— Begin —

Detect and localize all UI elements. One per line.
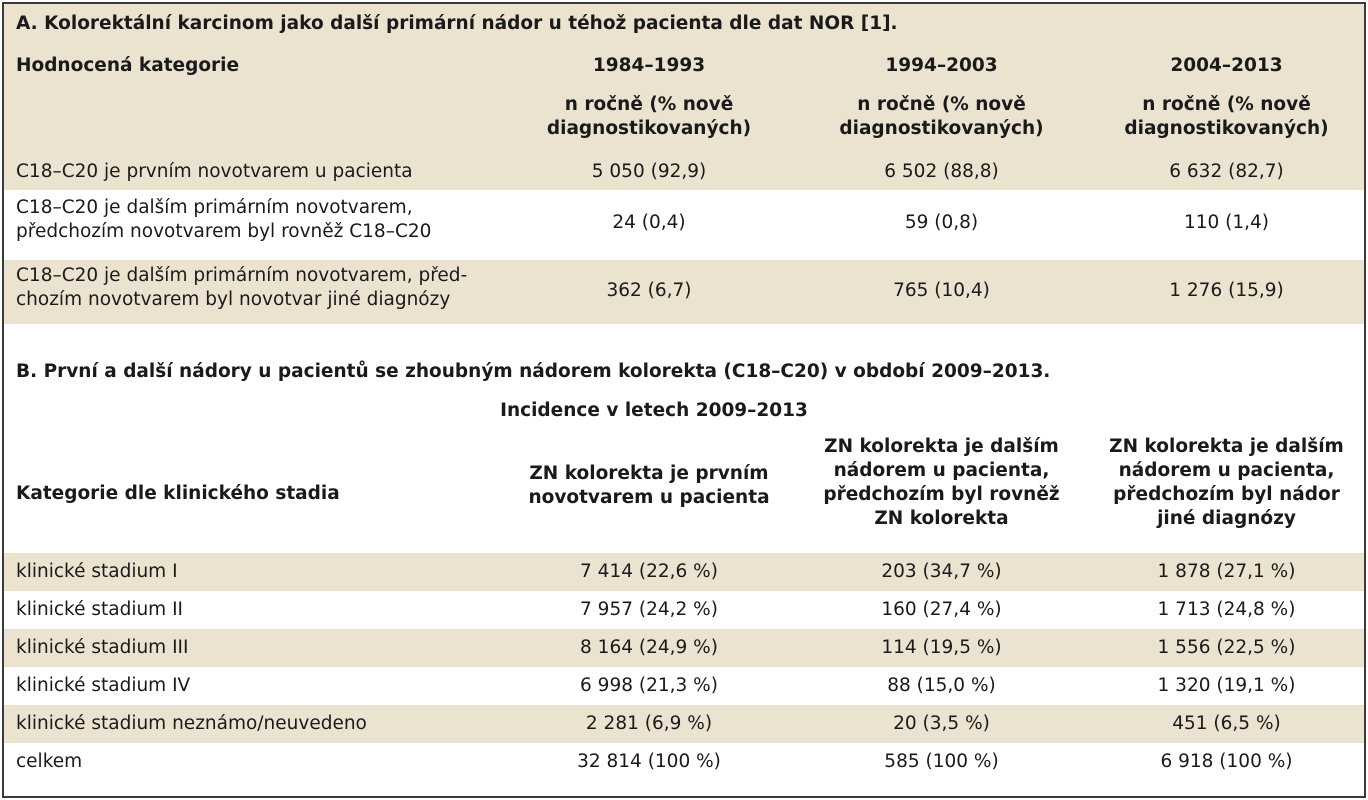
section-a-header-band xyxy=(4,4,1364,154)
incidence-label: Incidence v letech 2009–2013 xyxy=(500,400,808,421)
section-a-title: A. Kolorektální karcinom jako další prim… xyxy=(16,13,898,34)
table-row: C18–C20 je prvním novotvarem u pacienta … xyxy=(4,154,1364,190)
sub-header-a1: n ročně (% nově diagnostikovaných) xyxy=(534,93,764,141)
row-label: klinické stadium IV xyxy=(16,675,191,696)
cell-value: 1 878 (27,1 %) xyxy=(1157,561,1296,582)
col-header-repeat: ZN kolorekta je dalším nádorem u pacient… xyxy=(814,435,1069,531)
cell-value: 1 276 (15,9) xyxy=(1169,280,1284,301)
section-a-category-label: Hodnocená kategorie xyxy=(16,55,240,76)
period-2004-2013: 2004–2013 xyxy=(1170,55,1283,76)
col-header-repeat-line4: ZN kolorekta xyxy=(874,508,1009,529)
cell-value: 6 918 (100 %) xyxy=(1160,751,1293,772)
section-b-category-label: Kategorie dle klinického stadia xyxy=(16,483,340,504)
cell-value: 1 713 (24,8 %) xyxy=(1157,599,1296,620)
col-header-repeat-line2: nádorem u pacienta, xyxy=(833,460,1050,481)
cell-value: 1 320 (19,1 %) xyxy=(1157,675,1296,696)
cell-value: 110 (1,4) xyxy=(1183,212,1270,233)
col-header-first-line2: novotvarem u pacienta xyxy=(528,487,770,508)
table-row: klinické stadium neznámo/neuvedeno 2 281… xyxy=(4,705,1364,743)
table-row: klinické stadium I 7 414 (22,6 %) 203 (3… xyxy=(4,553,1364,591)
period-1984-1993: 1984–1993 xyxy=(592,55,706,76)
cell-value: 1 556 (22,5 %) xyxy=(1157,637,1296,658)
table-row: klinické stadium IV 6 998 (21,3 %) 88 (1… xyxy=(4,667,1364,705)
cell-value: 7 414 (22,6 %) xyxy=(580,561,718,582)
table-row: C18–C20 je dalším primárním novotvarem, … xyxy=(4,190,1364,260)
cell-value: 362 (6,7) xyxy=(606,280,692,301)
sub-header-a3-line2: diagnostikovaných) xyxy=(1124,118,1329,139)
cell-value: 88 (15,0 %) xyxy=(887,675,996,696)
col-header-first: ZN kolorekta je prvním novotvarem u paci… xyxy=(514,462,784,510)
sub-header-a2-line1: n ročně (% nově xyxy=(857,94,1026,115)
sub-header-a1-line2: diagnostikovaných) xyxy=(546,118,752,139)
table-row: C18–C20 je dalším primárním novotvarem, … xyxy=(4,260,1364,324)
row-label: C18–C20 je dalším primárním novotvarem, … xyxy=(16,196,431,244)
col-header-repeat-line1: ZN kolorekta je dalším xyxy=(824,436,1059,457)
table-row: klinické stadium III 8 164 (24,9 %) 114 … xyxy=(4,629,1364,667)
cell-value: 59 (0,8) xyxy=(904,212,979,233)
row-label-line2: chozím novotvarem byl novotvar jiné diag… xyxy=(16,289,451,310)
col-header-repeat-line3: předchozím byl rovněž xyxy=(823,484,1060,505)
sub-header-a2-line2: diagnostikovaných) xyxy=(839,118,1044,139)
row-label: C18–C20 je prvním novotvarem u pacienta xyxy=(16,161,413,182)
sub-header-a1-line1: n ročně (% nově xyxy=(564,94,734,115)
period-1994-2003: 1994–2003 xyxy=(885,55,998,76)
cell-value: 2 281 (6,9 %) xyxy=(585,713,713,734)
col-header-other-line2: nádorem u pacienta, xyxy=(1118,460,1335,481)
sub-header-a3-line1: n ročně (% nově xyxy=(1142,94,1311,115)
cell-value: 160 (27,4 %) xyxy=(881,599,1002,620)
col-header-other-line1: ZN kolorekta je dalším xyxy=(1109,436,1344,457)
col-header-other-line3: předchozím byl nádor xyxy=(1113,484,1340,505)
cell-value: 203 (34,7 %) xyxy=(881,561,1002,582)
cell-value: 6 632 (82,7) xyxy=(1169,161,1284,182)
col-header-first-line1: ZN kolorekta je prvním xyxy=(529,463,769,484)
cell-value: 5 050 (92,9) xyxy=(591,161,707,182)
table-row: celkem 32 814 (100 %) 585 (100 %) 6 918 … xyxy=(4,743,1364,783)
row-label: celkem xyxy=(16,751,83,772)
row-label: C18–C20 je dalším primárním novotvarem, … xyxy=(16,264,467,312)
cell-value: 32 814 (100 %) xyxy=(577,751,721,772)
cell-value: 585 (100 %) xyxy=(884,751,999,772)
cell-value: 24 (0,4) xyxy=(612,212,686,233)
row-label-line1: C18–C20 je dalším primárním novotvarem, … xyxy=(16,265,468,286)
row-label: klinické stadium III xyxy=(16,637,189,658)
cell-value: 7 957 (24,2 %) xyxy=(580,599,718,620)
row-label: klinické stadium I xyxy=(16,561,178,582)
row-label-line1: C18–C20 je dalším primárním novotvarem, xyxy=(16,197,413,218)
cell-value: 114 (19,5 %) xyxy=(881,637,1002,658)
cell-value: 20 (3,5 %) xyxy=(893,713,990,734)
sub-header-a2: n ročně (% nově diagnostikovaných) xyxy=(814,93,1069,141)
col-header-other: ZN kolorekta je dalším nádorem u pacient… xyxy=(1099,435,1354,531)
section-b-title: B. První a další nádory u pacientů se zh… xyxy=(16,361,1051,382)
sub-header-a3: n ročně (% nově diagnostikovaných) xyxy=(1099,93,1354,141)
row-label: klinické stadium neznámo/neuvedeno xyxy=(16,713,367,734)
cell-value: 451 (6,5 %) xyxy=(1172,713,1281,734)
cell-value: 6 998 (21,3 %) xyxy=(580,675,718,696)
table-row: klinické stadium II 7 957 (24,2 %) 160 (… xyxy=(4,591,1364,629)
col-header-other-line4: jiné diagnózy xyxy=(1157,508,1296,529)
cell-value: 6 502 (88,8) xyxy=(884,161,999,182)
cell-value: 765 (10,4) xyxy=(893,280,990,301)
row-label: klinické stadium II xyxy=(16,599,183,620)
row-label-line2: předchozím novotvarem byl rovněž C18–C20 xyxy=(16,221,432,242)
cell-value: 8 164 (24,9 %) xyxy=(580,637,718,658)
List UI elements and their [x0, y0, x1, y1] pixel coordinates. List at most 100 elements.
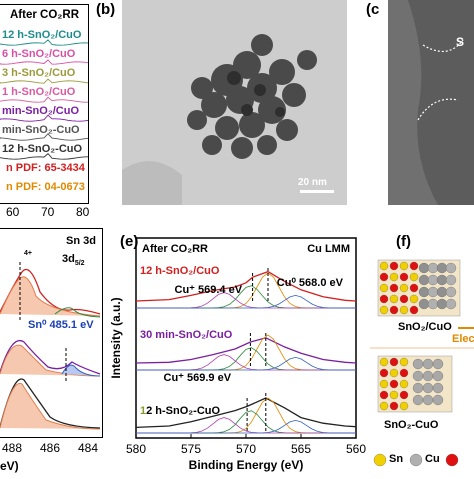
atom-bottom-sn-47: [399, 390, 409, 400]
scale-bar: [300, 190, 334, 193]
atom-top-sn-13: [389, 294, 399, 304]
panel-e-annotation-0: Cu⁺ 569.4 eV: [175, 284, 243, 296]
panel-e-component-0-2: [136, 292, 356, 309]
panel-e-component-2-3: [136, 419, 356, 434]
panel-e-letter: (e): [120, 233, 139, 250]
panel-e-ylabel: Intensity (a.u.): [109, 297, 123, 378]
atom-top-cu-20: [418, 262, 430, 274]
atom-bottom-cu-53: [432, 358, 444, 370]
panel-d-frame: [0, 228, 103, 438]
atom-top-sn-8: [379, 283, 389, 293]
atom-top-sn-15: [409, 294, 419, 304]
panel-d-spectra: [0, 262, 101, 430]
atom-bottom-cu-55: [422, 370, 434, 382]
panel-e-component-2-2: [136, 417, 356, 434]
atom-bottom-sn-41: [399, 368, 409, 378]
atom-top-cu-32: [418, 298, 430, 310]
panel-a-label-7: n PDF: 65-3434: [6, 162, 85, 174]
panel-d-peak-text: 3d: [62, 253, 75, 265]
panel-e-sample-1: 30 min-SnO₂/CuO: [140, 329, 233, 341]
panel-d-peak-sub: 5/2: [74, 260, 85, 268]
panel-f: SnO₂/CuO SnO₂-CuO Elect Sn Cu: [370, 252, 474, 474]
atom-top-sn-0: [379, 261, 389, 271]
panel-a-label-6: 12 h-SnO₂-CuO: [2, 143, 83, 155]
panel-a-label-0: 12 h-SnO₂/CuO: [2, 29, 82, 41]
panel-a: After CO₂RR 12 h-SnO₂/CuO 6 h-SnO₂/CuO 3 h…: [0, 0, 90, 218]
atom-bottom-sn-48: [379, 401, 389, 411]
panel-e-x-tick-2: 570: [236, 442, 256, 456]
panel-e: 580 575 570 565 560 Binding Energy (eV) Intens…: [106, 228, 376, 474]
panel-d-header: Sn 3d: [66, 235, 96, 247]
atom-top-cu-25: [427, 274, 439, 286]
atom-bottom-cu-51: [412, 358, 424, 370]
panel-e-sample-0: 12 h-SnO₂/CuO: [140, 265, 220, 277]
atom-top-sn-3: [409, 261, 419, 271]
panel-b-letter: (b): [96, 1, 116, 18]
panel-e-component-1-3: [136, 356, 356, 371]
atom-top-sn-18: [399, 305, 409, 315]
panel-a-label-5: min-SnO₂-CuO: [2, 124, 80, 136]
tem-particles: [122, 0, 347, 205]
atom-bottom-sn-49: [389, 401, 399, 411]
atom-bottom-cu-52: [422, 358, 434, 370]
atom-bottom-sn-36: [379, 357, 389, 367]
panel-e-annotation-1: Cu⁰ 568.0 eV: [277, 277, 344, 289]
panel-a-label-4: min-SnO₂/CuO: [2, 105, 79, 117]
panel-a-label-3: 1 h-SnO₂/CuO: [2, 86, 76, 98]
panel-a-trace-2: [0, 78, 88, 84]
atom-top-sn-16: [379, 305, 389, 315]
panel-d-x-unit: eV): [0, 459, 19, 473]
atom-top-cu-28: [418, 286, 430, 298]
atom-top-sn-12: [379, 294, 389, 304]
panel-e-sample-2: 12 h-SnO₂-CuO: [140, 405, 221, 417]
hrtem-overlay-label: S: [456, 35, 465, 49]
panel-e-series-2: [135, 397, 357, 429]
panel-e-x-tick-0: 580: [126, 442, 146, 456]
atom-bottom-cu-60: [412, 394, 424, 406]
atom-top-sn-14: [399, 294, 409, 304]
atom-top-cu-31: [445, 286, 457, 298]
panel-a-trace-3: [0, 96, 88, 103]
legend-atom-1: [409, 453, 423, 467]
legend-label-1: Cu: [425, 453, 440, 465]
atom-bottom-sn-39: [379, 368, 389, 378]
atom-top-cu-34: [436, 298, 448, 310]
atom-bottom-sn-40: [389, 368, 399, 378]
panel-a-trace-6: [0, 152, 88, 160]
electron-side-text: Elect: [452, 333, 474, 345]
atom-top-sn-5: [389, 272, 399, 282]
model-top-label: SnO₂/CuO: [398, 321, 452, 333]
atom-bottom-sn-45: [379, 390, 389, 400]
atom-top-cu-35: [445, 298, 457, 310]
atom-top-sn-6: [399, 272, 409, 282]
panel-d-peak-label-top: 4+: [24, 250, 32, 257]
hrtem-lattice: [388, 0, 474, 205]
panel-a-title: After CO₂RR: [10, 9, 79, 21]
panel-a-x-tick-2: 80: [76, 205, 90, 219]
panel-d-peak-label: 3d5/2: [62, 253, 85, 268]
atom-top-cu-21: [427, 262, 439, 274]
panel-e-x-tick-1: 575: [181, 442, 201, 456]
panel-f-letter: (f): [396, 233, 411, 250]
panel-a-traces: [0, 39, 88, 160]
atom-bottom-cu-58: [422, 382, 434, 394]
atom-top-sn-9: [389, 283, 399, 293]
atom-top-cu-27: [445, 274, 457, 286]
panel-e-annotation-2: Cu⁺ 569.9 eV: [164, 372, 232, 384]
panel-a-x-tick-1: 70: [41, 205, 55, 219]
atom-top-sn-7: [409, 272, 419, 282]
panel-e-spectrum: Cu LMM: [307, 243, 350, 255]
atom-top-cu-26: [436, 274, 448, 286]
panel-a-trace-1: [0, 59, 88, 65]
legend-atom-2: [445, 453, 459, 467]
panel-e-component-0-3: [136, 294, 356, 309]
panel-d-x-tick-0: 488: [2, 441, 23, 455]
atom-top-sn-1: [389, 261, 399, 271]
atom-top-cu-23: [445, 262, 457, 274]
atom-top-cu-30: [436, 286, 448, 298]
atom-bottom-sn-44: [399, 379, 409, 389]
atom-bottom-sn-42: [379, 379, 389, 389]
atom-top-sn-2: [399, 261, 409, 271]
panel-e-chart: 580 575 570 565 560 Binding Energy (eV) Intens…: [109, 237, 366, 472]
atom-bottom-cu-62: [432, 394, 444, 406]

— End —

*Exercise task*: Express the lines from the one containing "atom-bottom-sn-47: [399, 390, 409, 400]" through the one containing "panel-e-sample-0: 12 h-SnO₂/CuO: [140, 265, 220, 277]" as a numbered list, leaving out any blank lines.

*Solution to the problem*:
1. atom-bottom-sn-47: [399, 390, 409, 400]
2. scale-bar: [300, 190, 334, 193]
3. atom-top-sn-13: [389, 294, 399, 304]
4. panel-e-annotation-0: Cu⁺ 569.4 eV: [175, 284, 243, 296]
5. panel-e-component-0-2: [136, 292, 356, 309]
6. panel-e-component-2-3: [136, 419, 356, 434]
7. panel-e-letter: (e): [120, 233, 139, 250]
8. panel-e-ylabel: Intensity (a.u.): [109, 297, 123, 378]
9. atom-top-cu-20: [418, 262, 430, 274]
10. atom-bottom-cu-53: [432, 358, 444, 370]
11. panel-d-frame: [0, 228, 103, 438]
12. atom-top-sn-8: [379, 283, 389, 293]
13. atom-top-sn-15: [409, 294, 419, 304]
14. panel-d-spectra: [0, 262, 101, 430]
15. atom-bottom-cu-55: [422, 370, 434, 382]
16. panel-e-component-2-2: [136, 417, 356, 434]
17. atom-bottom-sn-41: [399, 368, 409, 378]
18. atom-top-cu-32: [418, 298, 430, 310]
19. panel-a-label-7: n PDF: 65-3434: [6, 162, 85, 174]
20. panel-d-peak-text: 3d: [62, 253, 75, 265]
21. panel-e-sample-1: 30 min-SnO₂/CuO: [140, 329, 233, 341]
22. panel-d-peak-sub: 5/2: [74, 260, 85, 268]
23. panel-f: SnO₂/CuO SnO₂-CuO Elect Sn Cu: [370, 252, 474, 474]
24. atom-top-sn-0: [379, 261, 389, 271]
25. panel-a-label-6: 12 h-SnO₂-CuO: [2, 143, 83, 155]
26. panel-a-label-0: 12 h-SnO₂/CuO: [2, 29, 82, 41]
27. panel-a: After CO₂RR 12 h-SnO₂/CuO 6 h-SnO₂/CuO 3 h…: [0, 0, 90, 218]
28. atom-bottom-sn-48: [379, 401, 389, 411]
29. panel-e-x-tick-2: 570: [236, 442, 256, 456]
30. panel-e: 580 575 570 565 560 Binding Energy (eV) Intens…: [106, 228, 376, 474]
31. panel-d-header: Sn 3d: [66, 235, 96, 247]
32. atom-top-cu-25: [427, 274, 439, 286]
33. atom-bottom-cu-51: [412, 358, 424, 370]
34. panel-e-sample-0: 12 h-SnO₂/CuO: [140, 265, 220, 277]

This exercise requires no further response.